_The input_
>> Begin
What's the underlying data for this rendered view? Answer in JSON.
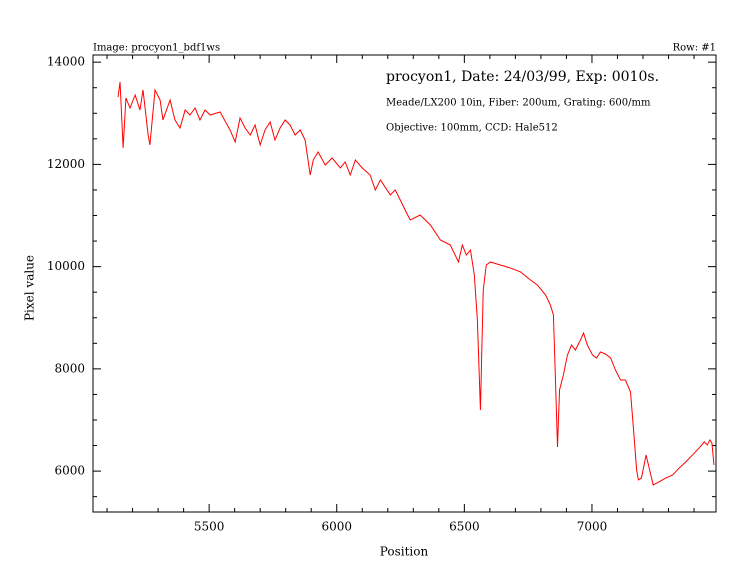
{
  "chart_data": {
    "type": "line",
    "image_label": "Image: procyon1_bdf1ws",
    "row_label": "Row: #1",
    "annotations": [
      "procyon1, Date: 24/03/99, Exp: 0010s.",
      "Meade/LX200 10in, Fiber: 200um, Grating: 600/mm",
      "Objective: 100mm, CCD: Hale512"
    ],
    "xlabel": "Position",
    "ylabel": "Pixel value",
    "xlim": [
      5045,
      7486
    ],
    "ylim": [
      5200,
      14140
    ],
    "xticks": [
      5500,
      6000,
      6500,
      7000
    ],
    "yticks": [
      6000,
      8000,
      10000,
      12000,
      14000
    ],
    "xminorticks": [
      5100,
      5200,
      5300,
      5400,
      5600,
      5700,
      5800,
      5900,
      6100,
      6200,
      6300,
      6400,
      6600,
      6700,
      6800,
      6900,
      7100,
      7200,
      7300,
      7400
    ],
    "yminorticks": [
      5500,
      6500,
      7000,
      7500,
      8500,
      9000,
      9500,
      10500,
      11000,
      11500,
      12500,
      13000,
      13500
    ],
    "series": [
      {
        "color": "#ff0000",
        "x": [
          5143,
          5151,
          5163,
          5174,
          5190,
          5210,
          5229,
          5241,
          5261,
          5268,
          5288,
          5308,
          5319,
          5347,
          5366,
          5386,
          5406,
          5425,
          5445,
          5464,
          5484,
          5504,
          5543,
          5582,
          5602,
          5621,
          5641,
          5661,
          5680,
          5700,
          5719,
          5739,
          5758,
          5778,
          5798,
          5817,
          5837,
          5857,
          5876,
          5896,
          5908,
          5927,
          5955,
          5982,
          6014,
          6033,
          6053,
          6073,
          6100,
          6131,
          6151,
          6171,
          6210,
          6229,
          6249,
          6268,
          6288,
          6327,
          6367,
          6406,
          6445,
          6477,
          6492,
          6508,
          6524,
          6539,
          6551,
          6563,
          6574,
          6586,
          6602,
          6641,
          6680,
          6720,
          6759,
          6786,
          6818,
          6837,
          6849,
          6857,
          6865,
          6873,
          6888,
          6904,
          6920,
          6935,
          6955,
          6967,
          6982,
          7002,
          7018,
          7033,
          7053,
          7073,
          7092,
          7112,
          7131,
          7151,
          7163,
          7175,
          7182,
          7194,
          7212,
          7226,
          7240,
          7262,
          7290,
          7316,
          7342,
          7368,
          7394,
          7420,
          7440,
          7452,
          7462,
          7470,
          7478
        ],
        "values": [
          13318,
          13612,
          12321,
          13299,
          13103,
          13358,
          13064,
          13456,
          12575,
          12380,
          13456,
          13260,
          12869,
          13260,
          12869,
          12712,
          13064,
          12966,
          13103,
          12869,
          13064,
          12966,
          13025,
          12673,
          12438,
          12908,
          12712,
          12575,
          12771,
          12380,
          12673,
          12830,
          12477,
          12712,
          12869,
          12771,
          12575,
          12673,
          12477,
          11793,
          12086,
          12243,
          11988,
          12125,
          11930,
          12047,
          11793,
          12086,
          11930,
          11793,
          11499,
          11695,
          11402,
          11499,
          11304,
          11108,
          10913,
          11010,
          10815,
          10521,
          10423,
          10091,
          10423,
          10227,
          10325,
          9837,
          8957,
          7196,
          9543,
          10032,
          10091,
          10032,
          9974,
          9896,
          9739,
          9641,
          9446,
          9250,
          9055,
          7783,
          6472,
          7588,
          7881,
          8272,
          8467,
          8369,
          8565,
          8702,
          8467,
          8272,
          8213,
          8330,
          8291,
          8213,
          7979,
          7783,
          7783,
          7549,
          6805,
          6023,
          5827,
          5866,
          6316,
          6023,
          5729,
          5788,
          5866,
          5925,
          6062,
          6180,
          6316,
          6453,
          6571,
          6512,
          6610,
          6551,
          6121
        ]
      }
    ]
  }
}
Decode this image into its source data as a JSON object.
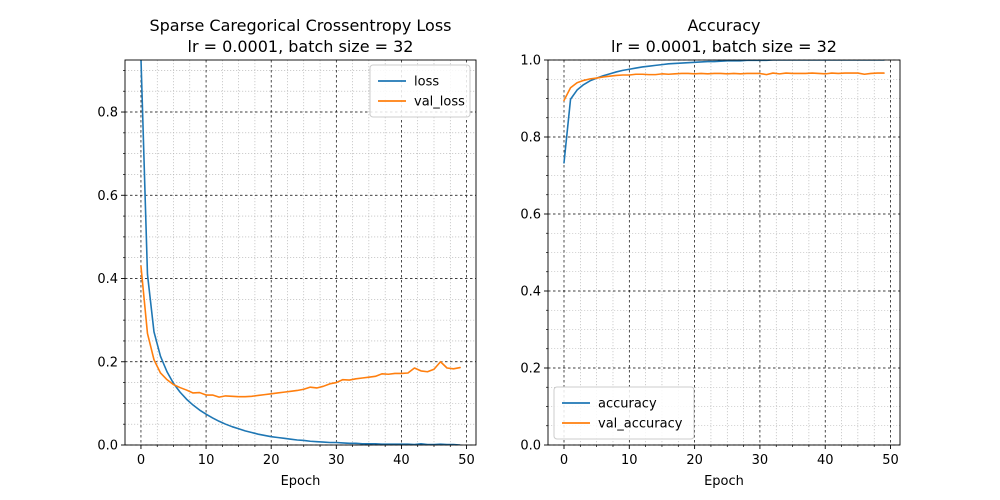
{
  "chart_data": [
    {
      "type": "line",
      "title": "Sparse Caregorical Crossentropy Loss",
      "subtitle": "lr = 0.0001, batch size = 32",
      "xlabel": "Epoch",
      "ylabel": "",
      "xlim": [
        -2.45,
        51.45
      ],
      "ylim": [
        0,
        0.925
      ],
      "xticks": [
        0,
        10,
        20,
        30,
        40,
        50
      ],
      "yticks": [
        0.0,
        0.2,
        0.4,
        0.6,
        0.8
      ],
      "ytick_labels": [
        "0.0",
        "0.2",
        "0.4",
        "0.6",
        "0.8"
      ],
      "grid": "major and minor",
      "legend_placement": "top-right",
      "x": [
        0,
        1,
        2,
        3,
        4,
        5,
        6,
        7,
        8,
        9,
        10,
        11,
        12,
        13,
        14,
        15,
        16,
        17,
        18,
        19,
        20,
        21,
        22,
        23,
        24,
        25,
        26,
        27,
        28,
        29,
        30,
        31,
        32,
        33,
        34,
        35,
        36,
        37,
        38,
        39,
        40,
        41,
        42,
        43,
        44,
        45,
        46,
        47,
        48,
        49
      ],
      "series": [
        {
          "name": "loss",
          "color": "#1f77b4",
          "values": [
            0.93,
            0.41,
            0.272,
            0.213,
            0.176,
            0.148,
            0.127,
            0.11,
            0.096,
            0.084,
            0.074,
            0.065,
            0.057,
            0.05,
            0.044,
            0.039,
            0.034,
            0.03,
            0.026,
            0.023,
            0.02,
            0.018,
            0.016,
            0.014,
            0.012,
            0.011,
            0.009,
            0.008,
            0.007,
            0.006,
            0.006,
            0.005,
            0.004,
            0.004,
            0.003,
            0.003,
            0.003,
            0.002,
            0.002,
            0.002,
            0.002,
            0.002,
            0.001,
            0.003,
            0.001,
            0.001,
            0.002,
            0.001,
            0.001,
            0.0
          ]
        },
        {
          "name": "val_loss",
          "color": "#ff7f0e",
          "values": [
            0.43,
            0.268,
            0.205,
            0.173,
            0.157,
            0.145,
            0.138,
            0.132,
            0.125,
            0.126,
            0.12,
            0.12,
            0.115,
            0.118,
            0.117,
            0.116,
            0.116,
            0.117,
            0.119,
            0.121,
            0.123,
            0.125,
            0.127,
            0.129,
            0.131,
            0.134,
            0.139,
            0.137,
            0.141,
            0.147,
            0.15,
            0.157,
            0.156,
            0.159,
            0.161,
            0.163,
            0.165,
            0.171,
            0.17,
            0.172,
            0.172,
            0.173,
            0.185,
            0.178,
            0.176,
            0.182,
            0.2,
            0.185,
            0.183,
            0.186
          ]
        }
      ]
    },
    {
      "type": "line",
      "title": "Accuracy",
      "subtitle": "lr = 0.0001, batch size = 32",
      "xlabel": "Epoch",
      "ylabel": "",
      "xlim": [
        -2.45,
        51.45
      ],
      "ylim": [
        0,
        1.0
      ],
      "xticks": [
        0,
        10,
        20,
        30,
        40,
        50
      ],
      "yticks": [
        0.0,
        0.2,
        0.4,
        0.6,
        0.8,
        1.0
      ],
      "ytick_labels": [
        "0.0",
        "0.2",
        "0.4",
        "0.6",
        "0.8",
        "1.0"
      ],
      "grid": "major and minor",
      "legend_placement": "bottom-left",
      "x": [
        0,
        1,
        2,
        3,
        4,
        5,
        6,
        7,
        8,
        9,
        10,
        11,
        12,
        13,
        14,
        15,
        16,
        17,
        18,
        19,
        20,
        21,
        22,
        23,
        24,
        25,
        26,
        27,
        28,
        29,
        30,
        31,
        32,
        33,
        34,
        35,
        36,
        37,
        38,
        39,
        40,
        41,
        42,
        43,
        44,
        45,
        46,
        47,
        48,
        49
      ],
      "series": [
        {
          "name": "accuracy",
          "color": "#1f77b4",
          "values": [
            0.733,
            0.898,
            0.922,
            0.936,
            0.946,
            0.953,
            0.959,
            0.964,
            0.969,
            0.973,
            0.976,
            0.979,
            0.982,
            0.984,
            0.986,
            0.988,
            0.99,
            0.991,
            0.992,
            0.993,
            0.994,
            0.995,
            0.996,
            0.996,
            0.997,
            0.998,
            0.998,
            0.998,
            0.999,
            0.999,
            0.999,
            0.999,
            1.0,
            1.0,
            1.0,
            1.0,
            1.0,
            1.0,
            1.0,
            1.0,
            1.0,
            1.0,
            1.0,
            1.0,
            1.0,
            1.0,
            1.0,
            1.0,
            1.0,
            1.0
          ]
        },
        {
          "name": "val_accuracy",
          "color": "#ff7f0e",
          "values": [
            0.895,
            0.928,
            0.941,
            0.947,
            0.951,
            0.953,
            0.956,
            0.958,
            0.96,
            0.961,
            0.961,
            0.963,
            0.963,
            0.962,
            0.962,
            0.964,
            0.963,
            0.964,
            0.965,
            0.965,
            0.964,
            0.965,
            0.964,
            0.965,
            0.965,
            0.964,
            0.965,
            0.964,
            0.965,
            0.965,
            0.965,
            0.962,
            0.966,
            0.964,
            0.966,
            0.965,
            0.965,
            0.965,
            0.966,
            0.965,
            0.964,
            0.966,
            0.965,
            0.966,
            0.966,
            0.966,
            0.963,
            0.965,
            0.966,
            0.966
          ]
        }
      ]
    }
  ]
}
>> End
_Set task_
Return every line in the listing that contains the word "this".

_Exercise output_
What's the underlying data for this rendered view? Answer in JSON.
Decode this image into its source data as a JSON object.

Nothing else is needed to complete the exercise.